►

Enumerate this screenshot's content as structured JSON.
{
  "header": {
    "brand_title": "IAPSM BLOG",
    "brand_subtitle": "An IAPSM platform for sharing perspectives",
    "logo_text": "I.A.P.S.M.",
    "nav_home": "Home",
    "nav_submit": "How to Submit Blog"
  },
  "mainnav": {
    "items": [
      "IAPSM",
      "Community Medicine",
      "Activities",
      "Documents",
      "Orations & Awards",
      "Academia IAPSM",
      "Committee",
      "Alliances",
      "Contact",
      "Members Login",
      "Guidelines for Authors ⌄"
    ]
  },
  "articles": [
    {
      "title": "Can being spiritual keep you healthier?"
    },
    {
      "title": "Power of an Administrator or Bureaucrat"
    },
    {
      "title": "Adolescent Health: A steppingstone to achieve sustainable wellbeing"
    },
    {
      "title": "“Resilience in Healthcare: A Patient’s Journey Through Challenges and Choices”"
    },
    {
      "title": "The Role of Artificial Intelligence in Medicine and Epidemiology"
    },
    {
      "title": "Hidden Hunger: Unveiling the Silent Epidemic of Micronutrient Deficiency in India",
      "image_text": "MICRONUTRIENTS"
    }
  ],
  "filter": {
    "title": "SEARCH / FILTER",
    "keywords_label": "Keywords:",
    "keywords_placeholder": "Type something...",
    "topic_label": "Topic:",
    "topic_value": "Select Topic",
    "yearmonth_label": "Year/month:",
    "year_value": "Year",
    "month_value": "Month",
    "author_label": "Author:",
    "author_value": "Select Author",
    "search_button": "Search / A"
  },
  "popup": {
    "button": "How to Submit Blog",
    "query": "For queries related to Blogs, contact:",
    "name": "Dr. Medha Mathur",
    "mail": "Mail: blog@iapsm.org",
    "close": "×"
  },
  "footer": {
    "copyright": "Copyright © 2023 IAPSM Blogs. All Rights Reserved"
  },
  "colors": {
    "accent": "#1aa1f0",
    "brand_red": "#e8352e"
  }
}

◄

__TASK DETAILS__. Determine how many lines in the listing above hold the string "Select", then write only the number.

__SOLVED EXERCISE__. 2